Dataset entries
**********

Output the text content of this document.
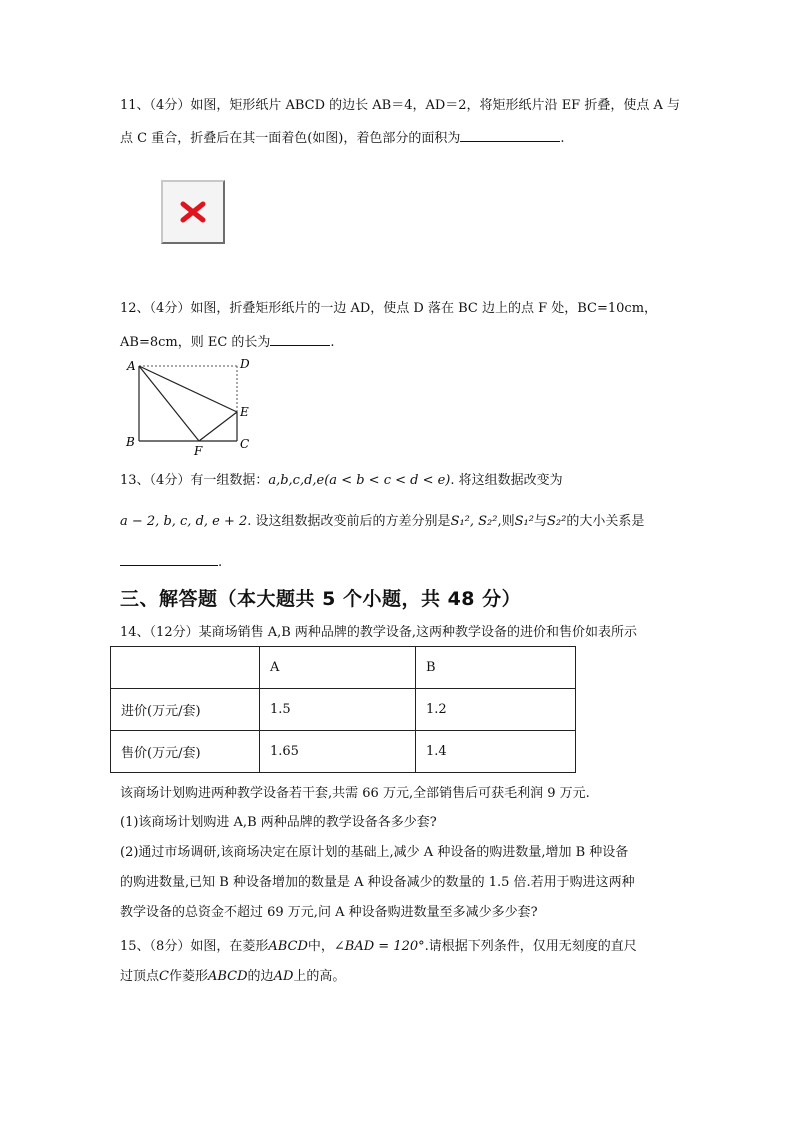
11、（4分）如图，矩形纸片 ABCD 的边长 AB＝4，AD＝2，将矩形纸片沿 EF 折叠，使点 A 与
点 C 重合，折叠后在其一面着色(如图)，着色部分的面积为	.
12、（4分）如图，折叠矩形纸片的一边 AD，使点 D 落在 BC 边上的点 F 处，BC=10cm，
AB=8cm，则 EC 的长为	.
A	D
E
B
F	C
13、（4分）有一组数据：a,b,c,d,e(a < b < c < d < e). 将这组数据改变为
a − 2, b, c, d, e + 2. 设这组数据改变前后的方差分别是S₁², S₂²,则S₁²与S₂²的大小关系是
.
三、解答题（本大题共 5 个小题，共 48 分）
14、（12分）某商场销售 A,B 两种品牌的教学设备,这两种教学设备的进价和售价如表所示
	A	B
进价(万元/套)	1.5	1.2
售价(万元/套)	1.65	1.4
该商场计划购进两种教学设备若干套,共需 66 万元,全部销售后可获毛利润 9 万元.
(1)该商场计划购进 A,B 两种品牌的教学设备各多少套?
(2)通过市场调研,该商场决定在原计划的基础上,减少 A 种设备的购进数量,增加 B 种设备
的购进数量,已知 B 种设备增加的数量是 A 种设备减少的数量的 1.5 倍.若用于购进这两种
教学设备的总资金不超过 69 万元,问 A 种设备购进数量至多减少多少套?
15、（8分）如图，在菱形ABCD中，∠BAD = 120°.请根据下列条件，仅用无刻度的直尺
过顶点C作菱形ABCD的边AD上的高。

**********

■ Written instruction ■
Reproduce the records, all of them, word for word; omit the pictures.

■ Result below ■
Output the text content of this document.
11、（4分）如图，矩形纸片 ABCD 的边长 AB＝4，AD＝2，将矩形纸片沿 EF 折叠，使点 A 与
点 C 重合，折叠后在其一面着色(如图)，着色部分的面积为	.
12、（4分）如图，折叠矩形纸片的一边 AD，使点 D 落在 BC 边上的点 F 处，BC=10cm，
AB=8cm，则 EC 的长为	.
A	D
E
B
F	C
13、（4分）有一组数据：a,b,c,d,e(a < b < c < d < e). 将这组数据改变为
a − 2, b, c, d, e + 2. 设这组数据改变前后的方差分别是S₁², S₂²,则S₁²与S₂²的大小关系是
.
三、解答题（本大题共 5 个小题，共 48 分）
14、（12分）某商场销售 A,B 两种品牌的教学设备,这两种教学设备的进价和售价如表所示
	A	B
进价(万元/套)	1.5	1.2
售价(万元/套)	1.65	1.4
该商场计划购进两种教学设备若干套,共需 66 万元,全部销售后可获毛利润 9 万元.
(1)该商场计划购进 A,B 两种品牌的教学设备各多少套?
(2)通过市场调研,该商场决定在原计划的基础上,减少 A 种设备的购进数量,增加 B 种设备
的购进数量,已知 B 种设备增加的数量是 A 种设备减少的数量的 1.5 倍.若用于购进这两种
教学设备的总资金不超过 69 万元,问 A 种设备购进数量至多减少多少套?
15、（8分）如图，在菱形ABCD中，∠BAD = 120°.请根据下列条件，仅用无刻度的直尺
过顶点C作菱形ABCD的边AD上的高。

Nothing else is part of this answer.